PROBLEM TO SOLVE: Below are the records; pull every line that includes "reliability".
* Begin DATASET RECORDS *
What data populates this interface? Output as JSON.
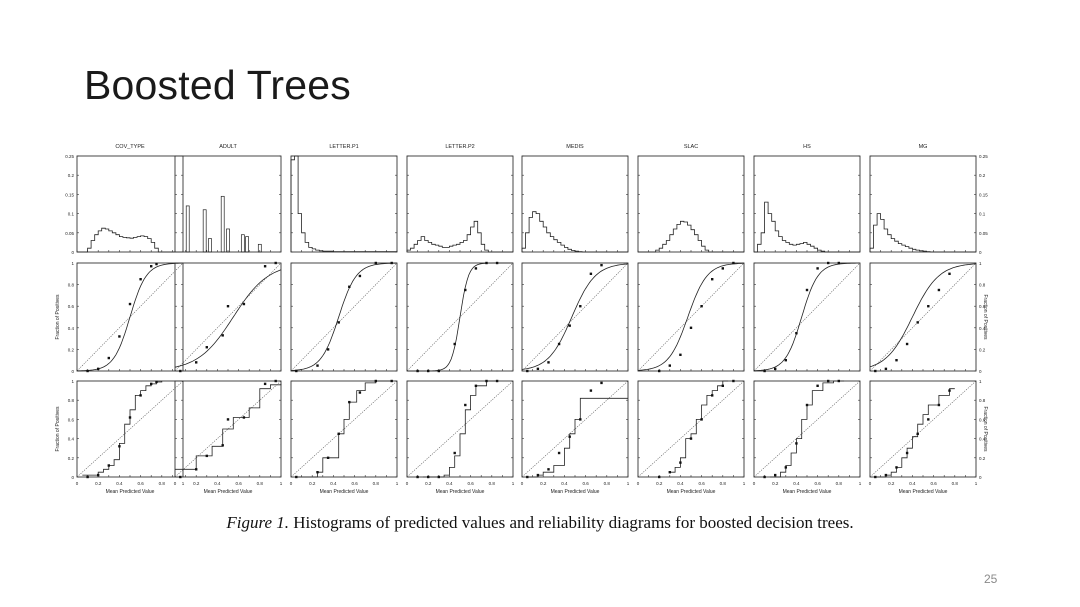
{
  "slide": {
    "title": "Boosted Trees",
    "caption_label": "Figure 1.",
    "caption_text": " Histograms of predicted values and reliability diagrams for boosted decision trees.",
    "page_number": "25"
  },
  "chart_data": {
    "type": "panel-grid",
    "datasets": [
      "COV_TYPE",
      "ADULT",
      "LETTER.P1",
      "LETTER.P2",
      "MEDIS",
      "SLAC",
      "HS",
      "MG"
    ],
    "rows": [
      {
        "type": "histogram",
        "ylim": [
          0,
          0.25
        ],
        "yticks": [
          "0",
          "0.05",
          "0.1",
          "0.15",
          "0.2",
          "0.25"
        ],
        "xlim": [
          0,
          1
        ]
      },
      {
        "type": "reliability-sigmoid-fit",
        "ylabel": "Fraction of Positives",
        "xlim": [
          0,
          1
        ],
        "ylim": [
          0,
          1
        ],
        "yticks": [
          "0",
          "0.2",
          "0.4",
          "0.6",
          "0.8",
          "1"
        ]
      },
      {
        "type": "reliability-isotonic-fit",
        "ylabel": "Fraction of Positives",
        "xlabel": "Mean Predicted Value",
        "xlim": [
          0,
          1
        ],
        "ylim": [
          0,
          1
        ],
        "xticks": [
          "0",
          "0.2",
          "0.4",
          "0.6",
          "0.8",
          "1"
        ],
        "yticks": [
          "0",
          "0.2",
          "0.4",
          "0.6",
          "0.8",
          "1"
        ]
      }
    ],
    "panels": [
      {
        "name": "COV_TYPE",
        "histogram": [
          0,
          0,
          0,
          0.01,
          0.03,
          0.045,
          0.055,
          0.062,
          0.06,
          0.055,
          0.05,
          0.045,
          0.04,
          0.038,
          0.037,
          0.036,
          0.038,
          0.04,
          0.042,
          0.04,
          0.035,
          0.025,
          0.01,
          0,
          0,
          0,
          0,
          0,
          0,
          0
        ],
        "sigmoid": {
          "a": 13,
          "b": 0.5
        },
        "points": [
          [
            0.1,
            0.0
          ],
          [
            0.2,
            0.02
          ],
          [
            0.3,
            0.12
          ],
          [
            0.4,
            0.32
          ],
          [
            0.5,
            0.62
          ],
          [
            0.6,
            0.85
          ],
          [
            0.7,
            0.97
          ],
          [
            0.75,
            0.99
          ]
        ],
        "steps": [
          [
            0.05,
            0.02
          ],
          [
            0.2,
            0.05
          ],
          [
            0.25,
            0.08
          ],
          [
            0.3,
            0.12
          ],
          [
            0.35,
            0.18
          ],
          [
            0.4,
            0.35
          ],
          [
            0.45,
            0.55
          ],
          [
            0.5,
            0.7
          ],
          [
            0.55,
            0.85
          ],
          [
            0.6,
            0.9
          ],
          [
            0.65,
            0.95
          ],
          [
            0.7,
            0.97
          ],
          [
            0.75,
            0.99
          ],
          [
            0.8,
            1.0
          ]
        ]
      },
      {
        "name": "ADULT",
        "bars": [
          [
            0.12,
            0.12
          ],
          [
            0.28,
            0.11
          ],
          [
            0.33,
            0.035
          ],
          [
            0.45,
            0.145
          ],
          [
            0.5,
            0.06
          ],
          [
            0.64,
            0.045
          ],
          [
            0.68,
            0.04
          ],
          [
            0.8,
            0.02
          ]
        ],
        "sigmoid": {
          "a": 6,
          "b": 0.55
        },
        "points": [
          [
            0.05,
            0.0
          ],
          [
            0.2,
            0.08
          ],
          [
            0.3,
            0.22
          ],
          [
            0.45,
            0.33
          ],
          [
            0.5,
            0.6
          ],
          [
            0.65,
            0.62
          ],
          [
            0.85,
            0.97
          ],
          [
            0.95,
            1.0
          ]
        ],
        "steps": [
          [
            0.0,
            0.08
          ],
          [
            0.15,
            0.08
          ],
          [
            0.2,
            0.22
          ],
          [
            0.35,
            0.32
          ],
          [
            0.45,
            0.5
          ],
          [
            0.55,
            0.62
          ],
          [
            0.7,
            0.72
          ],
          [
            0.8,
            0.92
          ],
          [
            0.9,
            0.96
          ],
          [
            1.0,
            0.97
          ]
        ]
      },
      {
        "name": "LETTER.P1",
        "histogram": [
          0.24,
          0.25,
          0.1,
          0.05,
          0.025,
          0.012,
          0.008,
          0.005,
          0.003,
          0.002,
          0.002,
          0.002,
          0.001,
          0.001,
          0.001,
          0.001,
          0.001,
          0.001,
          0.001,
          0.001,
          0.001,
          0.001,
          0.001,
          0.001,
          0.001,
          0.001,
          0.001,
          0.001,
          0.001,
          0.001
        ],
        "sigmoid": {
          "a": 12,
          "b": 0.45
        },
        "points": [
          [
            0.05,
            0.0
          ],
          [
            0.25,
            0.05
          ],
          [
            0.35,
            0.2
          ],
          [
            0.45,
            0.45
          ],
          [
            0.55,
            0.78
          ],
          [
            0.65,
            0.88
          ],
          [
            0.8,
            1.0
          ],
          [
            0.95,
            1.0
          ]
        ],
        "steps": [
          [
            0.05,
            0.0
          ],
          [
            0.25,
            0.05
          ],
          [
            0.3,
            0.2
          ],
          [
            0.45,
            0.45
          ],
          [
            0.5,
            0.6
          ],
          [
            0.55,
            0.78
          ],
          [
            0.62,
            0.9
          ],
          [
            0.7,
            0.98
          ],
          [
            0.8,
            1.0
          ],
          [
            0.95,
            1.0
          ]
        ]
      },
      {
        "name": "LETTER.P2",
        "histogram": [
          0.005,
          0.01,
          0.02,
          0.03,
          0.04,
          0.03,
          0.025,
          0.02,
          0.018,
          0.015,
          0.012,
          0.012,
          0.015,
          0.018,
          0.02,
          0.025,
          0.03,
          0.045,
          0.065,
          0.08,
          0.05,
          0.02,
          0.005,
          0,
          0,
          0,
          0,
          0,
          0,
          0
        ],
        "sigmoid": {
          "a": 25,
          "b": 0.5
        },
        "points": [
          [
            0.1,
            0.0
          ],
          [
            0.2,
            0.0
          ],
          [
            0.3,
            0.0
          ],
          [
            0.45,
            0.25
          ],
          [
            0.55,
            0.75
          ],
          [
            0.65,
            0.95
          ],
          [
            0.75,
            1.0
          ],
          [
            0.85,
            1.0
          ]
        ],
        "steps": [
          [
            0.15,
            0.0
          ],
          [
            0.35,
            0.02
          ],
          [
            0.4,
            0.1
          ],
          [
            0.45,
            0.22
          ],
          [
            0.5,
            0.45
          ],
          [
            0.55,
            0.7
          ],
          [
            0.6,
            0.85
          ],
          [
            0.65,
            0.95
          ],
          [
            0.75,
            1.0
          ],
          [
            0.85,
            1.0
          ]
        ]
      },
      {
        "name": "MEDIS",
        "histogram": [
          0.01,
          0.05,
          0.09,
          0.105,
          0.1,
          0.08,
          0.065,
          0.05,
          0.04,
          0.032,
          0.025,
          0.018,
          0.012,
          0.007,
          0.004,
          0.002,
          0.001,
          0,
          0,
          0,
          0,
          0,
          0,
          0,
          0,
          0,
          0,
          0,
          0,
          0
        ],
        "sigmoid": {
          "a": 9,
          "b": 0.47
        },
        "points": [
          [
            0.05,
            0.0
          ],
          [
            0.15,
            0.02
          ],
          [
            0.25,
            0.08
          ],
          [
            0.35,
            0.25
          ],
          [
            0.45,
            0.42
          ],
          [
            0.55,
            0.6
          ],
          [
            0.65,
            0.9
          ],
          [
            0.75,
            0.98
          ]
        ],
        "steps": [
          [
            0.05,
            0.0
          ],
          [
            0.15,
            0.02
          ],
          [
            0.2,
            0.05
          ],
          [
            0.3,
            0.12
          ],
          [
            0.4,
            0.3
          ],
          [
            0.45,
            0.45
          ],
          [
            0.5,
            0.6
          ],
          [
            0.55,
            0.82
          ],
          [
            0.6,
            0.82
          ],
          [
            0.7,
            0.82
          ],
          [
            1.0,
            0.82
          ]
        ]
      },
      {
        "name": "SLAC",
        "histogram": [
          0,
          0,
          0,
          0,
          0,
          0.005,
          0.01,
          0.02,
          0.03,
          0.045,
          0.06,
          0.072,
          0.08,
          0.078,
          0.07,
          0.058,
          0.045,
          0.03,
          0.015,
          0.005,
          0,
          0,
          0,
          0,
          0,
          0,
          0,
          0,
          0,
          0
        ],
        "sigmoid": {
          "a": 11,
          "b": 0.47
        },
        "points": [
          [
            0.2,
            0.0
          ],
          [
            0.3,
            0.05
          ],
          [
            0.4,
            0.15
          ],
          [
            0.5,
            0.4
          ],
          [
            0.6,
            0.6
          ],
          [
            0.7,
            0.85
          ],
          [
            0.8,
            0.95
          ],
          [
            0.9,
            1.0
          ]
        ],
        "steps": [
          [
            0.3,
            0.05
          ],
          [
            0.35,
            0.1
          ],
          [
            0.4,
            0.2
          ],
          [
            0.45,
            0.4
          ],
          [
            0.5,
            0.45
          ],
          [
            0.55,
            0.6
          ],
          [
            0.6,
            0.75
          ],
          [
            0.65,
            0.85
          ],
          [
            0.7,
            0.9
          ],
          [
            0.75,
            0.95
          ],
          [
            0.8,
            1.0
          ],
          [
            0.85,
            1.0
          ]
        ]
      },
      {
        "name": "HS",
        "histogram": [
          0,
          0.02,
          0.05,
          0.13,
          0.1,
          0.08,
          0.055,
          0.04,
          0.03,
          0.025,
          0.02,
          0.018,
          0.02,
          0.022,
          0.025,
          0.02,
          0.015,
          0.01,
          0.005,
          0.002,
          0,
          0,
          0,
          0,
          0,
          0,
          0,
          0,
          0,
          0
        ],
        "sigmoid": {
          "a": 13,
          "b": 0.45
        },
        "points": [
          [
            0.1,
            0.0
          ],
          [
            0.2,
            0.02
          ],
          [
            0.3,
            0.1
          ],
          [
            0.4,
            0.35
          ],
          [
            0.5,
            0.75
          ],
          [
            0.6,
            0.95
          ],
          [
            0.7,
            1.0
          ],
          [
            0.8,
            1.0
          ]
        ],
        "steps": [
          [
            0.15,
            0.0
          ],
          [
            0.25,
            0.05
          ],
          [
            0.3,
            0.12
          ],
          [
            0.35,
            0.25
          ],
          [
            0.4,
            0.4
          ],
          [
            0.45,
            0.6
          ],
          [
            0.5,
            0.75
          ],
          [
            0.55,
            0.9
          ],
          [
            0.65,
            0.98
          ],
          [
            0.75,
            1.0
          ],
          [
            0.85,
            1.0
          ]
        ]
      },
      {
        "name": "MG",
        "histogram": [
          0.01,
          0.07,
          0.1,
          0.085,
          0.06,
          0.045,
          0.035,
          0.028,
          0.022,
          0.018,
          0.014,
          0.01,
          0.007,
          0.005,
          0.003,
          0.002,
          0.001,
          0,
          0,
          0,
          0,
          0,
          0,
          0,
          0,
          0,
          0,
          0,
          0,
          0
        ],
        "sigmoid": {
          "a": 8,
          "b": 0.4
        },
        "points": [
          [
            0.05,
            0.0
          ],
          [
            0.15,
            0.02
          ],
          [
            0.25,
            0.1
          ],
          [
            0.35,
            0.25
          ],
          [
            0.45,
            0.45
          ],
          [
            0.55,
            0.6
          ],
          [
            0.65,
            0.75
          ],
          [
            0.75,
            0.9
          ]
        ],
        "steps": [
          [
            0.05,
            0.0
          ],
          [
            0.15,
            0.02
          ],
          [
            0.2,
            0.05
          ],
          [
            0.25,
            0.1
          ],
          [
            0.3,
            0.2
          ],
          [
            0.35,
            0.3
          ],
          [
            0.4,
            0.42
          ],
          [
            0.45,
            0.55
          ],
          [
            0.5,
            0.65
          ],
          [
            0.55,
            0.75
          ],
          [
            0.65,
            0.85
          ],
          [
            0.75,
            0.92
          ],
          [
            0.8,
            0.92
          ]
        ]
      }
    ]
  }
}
* End DATASET RECORDS *
RESPONSE:
    "caption_text": " Histograms of predicted values and reliability diagrams for boosted decision trees.",
        "type": "reliability-sigmoid-fit",
        "type": "reliability-isotonic-fit",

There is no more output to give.